→ **GOAL**
From the records below, copy every line that contains the word "近零能耗民用建筑先进示范项目".

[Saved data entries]
—————
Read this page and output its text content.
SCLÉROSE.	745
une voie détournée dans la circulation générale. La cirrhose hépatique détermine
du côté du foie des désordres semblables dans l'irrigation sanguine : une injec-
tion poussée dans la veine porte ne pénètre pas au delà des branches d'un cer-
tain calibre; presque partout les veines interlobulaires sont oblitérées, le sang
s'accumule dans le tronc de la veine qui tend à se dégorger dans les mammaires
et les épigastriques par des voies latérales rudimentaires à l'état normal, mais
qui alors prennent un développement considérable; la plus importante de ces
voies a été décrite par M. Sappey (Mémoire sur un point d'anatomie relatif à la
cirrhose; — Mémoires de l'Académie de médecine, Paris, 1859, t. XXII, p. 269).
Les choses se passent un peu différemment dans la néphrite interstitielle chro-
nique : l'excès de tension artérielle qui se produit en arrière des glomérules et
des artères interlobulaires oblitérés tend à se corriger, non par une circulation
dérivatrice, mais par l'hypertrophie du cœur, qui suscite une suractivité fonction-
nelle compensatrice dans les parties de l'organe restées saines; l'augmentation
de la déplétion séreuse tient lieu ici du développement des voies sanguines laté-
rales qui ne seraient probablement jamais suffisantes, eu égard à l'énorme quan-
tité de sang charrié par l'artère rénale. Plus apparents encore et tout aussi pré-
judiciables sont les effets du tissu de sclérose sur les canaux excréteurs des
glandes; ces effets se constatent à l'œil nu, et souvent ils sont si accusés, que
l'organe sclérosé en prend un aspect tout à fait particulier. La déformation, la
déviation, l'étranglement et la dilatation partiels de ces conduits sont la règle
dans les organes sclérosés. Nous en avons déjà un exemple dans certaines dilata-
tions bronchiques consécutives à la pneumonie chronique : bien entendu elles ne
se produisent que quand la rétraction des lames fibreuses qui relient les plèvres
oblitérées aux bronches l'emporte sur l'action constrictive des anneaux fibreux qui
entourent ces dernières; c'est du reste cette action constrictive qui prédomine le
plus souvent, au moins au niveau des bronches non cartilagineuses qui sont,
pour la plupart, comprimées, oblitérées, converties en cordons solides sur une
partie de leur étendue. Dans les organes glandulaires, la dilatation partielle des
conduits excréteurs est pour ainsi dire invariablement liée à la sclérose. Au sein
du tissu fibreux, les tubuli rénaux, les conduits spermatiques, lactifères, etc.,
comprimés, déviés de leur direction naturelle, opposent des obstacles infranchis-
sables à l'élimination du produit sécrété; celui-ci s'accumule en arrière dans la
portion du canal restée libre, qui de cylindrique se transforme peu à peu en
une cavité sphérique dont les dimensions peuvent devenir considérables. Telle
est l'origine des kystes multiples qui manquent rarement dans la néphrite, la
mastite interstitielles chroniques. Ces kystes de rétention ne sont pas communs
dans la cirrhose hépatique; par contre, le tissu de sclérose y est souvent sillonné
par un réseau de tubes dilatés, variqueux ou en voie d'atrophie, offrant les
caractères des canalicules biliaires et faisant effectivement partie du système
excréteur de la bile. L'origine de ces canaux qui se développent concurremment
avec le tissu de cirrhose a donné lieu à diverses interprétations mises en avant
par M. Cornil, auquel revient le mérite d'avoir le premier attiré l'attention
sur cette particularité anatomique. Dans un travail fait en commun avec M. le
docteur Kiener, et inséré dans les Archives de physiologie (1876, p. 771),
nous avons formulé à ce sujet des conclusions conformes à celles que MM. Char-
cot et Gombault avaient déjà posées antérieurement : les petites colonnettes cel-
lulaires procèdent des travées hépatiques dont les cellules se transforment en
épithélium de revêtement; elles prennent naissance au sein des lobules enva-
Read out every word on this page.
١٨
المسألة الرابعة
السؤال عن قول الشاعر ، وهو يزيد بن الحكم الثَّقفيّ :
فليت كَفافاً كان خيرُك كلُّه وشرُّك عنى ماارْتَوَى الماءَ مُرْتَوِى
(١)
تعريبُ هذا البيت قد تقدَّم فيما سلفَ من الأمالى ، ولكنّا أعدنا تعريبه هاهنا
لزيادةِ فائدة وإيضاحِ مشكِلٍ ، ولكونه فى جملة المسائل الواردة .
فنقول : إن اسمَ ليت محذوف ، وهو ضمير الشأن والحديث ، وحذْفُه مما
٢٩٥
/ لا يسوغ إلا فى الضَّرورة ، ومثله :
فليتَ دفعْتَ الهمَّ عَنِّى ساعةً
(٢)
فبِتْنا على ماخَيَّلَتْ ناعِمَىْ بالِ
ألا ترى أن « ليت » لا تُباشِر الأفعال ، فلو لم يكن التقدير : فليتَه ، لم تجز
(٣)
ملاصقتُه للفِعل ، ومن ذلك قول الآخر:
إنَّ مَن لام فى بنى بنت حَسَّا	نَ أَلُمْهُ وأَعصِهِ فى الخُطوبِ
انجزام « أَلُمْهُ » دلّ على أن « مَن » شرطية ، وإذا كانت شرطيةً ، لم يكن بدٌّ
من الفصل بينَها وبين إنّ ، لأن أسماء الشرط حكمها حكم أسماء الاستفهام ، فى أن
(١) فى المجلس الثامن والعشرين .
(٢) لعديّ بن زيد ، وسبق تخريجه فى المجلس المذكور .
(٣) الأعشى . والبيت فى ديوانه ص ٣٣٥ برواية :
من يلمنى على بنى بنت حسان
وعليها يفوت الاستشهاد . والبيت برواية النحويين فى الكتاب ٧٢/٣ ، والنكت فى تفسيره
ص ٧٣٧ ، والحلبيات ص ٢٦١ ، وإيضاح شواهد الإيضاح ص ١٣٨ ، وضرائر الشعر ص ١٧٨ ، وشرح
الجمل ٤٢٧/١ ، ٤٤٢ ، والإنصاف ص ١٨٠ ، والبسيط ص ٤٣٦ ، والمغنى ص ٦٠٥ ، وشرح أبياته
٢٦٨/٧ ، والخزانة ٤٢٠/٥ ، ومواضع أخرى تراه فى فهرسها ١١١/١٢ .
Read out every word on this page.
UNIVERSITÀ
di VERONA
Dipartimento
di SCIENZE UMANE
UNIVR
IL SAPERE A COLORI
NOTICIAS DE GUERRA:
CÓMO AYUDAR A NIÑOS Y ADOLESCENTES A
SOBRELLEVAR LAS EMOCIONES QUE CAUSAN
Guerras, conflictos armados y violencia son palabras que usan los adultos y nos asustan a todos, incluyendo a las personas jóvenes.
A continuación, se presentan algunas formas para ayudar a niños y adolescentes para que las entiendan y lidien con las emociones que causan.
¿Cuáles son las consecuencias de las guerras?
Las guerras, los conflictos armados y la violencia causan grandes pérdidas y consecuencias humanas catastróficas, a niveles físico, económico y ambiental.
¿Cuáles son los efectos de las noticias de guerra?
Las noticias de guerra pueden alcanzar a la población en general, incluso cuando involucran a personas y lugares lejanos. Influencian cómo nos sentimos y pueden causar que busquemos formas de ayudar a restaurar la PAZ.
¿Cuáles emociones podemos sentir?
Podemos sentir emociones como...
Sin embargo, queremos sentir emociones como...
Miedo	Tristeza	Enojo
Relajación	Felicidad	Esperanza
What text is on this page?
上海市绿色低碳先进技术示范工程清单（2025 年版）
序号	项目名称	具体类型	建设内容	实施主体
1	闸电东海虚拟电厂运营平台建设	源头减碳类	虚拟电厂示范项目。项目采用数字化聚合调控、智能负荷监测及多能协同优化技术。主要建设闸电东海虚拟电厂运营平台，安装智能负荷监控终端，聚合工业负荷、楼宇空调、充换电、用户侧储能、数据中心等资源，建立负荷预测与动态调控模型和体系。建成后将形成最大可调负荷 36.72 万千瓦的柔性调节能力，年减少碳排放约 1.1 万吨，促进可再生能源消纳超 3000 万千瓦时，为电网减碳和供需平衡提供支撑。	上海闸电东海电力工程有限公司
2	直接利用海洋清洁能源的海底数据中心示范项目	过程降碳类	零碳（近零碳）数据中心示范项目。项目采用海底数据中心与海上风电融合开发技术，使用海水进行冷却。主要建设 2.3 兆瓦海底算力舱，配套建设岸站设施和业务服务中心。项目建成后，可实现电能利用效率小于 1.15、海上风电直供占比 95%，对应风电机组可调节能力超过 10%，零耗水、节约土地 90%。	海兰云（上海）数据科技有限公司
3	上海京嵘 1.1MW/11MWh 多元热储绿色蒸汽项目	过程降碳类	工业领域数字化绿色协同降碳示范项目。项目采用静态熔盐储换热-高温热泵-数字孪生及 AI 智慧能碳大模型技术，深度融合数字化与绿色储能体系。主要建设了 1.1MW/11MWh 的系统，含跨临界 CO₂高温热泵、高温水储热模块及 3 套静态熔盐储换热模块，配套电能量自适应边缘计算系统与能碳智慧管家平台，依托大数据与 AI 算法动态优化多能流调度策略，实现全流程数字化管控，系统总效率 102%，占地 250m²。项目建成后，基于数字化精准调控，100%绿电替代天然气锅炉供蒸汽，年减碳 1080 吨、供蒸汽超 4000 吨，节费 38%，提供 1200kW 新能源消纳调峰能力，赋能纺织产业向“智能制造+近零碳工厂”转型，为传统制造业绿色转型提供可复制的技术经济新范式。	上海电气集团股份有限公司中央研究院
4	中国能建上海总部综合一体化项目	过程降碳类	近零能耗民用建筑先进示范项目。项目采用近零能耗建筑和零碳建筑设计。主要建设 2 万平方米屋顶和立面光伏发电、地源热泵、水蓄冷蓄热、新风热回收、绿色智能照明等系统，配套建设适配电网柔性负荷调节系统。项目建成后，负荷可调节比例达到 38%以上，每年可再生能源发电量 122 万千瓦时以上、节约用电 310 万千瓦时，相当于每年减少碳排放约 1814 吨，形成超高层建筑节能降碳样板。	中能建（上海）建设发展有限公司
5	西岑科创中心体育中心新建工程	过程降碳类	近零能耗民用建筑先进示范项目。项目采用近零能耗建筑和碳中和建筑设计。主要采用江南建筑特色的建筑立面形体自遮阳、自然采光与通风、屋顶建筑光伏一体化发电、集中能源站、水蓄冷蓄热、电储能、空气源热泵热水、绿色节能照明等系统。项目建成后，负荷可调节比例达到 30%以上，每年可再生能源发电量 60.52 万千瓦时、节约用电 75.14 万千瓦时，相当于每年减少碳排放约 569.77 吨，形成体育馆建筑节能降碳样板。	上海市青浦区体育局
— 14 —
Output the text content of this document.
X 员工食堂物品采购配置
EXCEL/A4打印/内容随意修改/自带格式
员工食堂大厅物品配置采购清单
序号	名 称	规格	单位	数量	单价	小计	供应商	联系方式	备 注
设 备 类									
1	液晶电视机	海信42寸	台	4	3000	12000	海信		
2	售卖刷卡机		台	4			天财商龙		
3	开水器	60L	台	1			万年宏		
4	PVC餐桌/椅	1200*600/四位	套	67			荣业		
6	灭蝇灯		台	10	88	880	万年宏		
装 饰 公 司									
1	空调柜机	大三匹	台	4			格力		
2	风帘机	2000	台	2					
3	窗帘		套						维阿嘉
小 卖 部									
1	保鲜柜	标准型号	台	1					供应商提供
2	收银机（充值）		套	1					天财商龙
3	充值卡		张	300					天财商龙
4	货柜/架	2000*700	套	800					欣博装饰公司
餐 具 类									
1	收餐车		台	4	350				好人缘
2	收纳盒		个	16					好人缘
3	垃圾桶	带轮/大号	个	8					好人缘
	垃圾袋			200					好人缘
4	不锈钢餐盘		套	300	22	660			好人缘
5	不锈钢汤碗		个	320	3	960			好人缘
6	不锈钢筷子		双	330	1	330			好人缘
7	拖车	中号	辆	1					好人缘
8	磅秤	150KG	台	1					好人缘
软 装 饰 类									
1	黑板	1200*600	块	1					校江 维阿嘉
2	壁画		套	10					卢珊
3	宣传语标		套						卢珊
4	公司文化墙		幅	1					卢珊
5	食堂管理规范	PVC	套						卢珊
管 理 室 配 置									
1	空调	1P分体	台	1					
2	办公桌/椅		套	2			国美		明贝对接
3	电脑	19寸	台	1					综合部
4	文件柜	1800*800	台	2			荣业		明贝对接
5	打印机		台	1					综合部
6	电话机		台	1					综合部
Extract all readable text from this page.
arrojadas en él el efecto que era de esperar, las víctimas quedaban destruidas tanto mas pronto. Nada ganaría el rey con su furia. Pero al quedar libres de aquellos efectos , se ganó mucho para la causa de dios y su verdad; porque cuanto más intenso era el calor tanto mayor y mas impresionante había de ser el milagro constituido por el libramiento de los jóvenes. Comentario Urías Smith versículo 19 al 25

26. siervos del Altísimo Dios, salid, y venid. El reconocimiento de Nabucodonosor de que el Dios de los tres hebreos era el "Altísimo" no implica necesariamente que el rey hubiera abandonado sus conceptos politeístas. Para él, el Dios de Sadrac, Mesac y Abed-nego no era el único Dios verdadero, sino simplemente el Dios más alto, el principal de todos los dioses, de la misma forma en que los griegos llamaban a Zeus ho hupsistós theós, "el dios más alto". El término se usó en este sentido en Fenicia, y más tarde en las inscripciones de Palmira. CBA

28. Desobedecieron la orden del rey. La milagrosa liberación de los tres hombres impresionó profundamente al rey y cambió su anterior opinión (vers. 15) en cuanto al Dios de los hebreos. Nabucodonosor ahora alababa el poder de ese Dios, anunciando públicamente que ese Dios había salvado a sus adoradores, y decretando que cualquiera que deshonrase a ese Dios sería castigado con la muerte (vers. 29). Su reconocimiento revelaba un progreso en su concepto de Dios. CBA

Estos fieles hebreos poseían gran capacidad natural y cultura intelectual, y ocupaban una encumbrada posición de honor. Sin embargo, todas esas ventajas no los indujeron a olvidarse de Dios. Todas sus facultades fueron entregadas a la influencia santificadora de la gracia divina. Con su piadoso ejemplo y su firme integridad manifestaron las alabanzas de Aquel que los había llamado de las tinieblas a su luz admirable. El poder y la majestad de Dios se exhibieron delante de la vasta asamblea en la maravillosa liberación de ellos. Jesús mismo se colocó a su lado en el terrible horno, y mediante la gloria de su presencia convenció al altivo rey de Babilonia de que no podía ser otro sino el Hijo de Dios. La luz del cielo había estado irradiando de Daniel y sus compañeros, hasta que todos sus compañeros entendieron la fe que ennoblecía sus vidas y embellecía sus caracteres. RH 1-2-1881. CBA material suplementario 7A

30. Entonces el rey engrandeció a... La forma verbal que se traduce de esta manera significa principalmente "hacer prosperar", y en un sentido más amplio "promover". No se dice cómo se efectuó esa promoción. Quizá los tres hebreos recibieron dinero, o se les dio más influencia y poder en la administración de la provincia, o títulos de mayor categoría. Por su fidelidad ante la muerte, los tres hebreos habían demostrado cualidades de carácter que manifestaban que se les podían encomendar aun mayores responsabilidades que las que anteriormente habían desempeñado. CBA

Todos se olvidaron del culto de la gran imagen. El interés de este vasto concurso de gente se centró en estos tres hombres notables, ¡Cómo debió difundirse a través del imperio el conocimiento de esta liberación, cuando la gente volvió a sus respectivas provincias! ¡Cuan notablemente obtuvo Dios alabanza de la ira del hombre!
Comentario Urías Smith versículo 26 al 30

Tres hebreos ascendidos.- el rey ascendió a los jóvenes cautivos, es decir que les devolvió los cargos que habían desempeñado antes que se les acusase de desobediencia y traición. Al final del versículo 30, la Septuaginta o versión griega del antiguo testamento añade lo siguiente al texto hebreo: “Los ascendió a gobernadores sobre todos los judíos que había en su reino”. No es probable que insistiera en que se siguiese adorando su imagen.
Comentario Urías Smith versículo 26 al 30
—————
→ **ANSWER IN FULL**
4	中国能建上海总部综合一体化项目	过程降碳类	近零能耗民用建筑先进示范项目。项目采用近零能耗建筑和零碳建筑设计。主要建设 2 万平方米屋顶和立面光伏发电、地源热泵、水蓄冷蓄热、新风热回收、绿色智能照明等系统，配套建设适配电网柔性负荷调节系统。项目建成后，负荷可调节比例达到 38%以上，每年可再生能源发电量 122 万千瓦时以上、节约用电 310 万千瓦时，相当于每年减少碳排放约 1814 吨，形成超高层建筑节能降碳样板。	中能建（上海）建设发展有限公司
5	西岑科创中心体育中心新建工程	过程降碳类	近零能耗民用建筑先进示范项目。项目采用近零能耗建筑和碳中和建筑设计。主要采用江南建筑特色的建筑立面形体自遮阳、自然采光与通风、屋顶建筑光伏一体化发电、集中能源站、水蓄冷蓄热、电储能、空气源热泵热水、绿色节能照明等系统。项目建成后，负荷可调节比例达到 30%以上，每年可再生能源发电量 60.52 万千瓦时、节约用电 75.14 万千瓦时，相当于每年减少碳排放约 569.77 吨，形成体育馆建筑节能降碳样板。	上海市青浦区体育局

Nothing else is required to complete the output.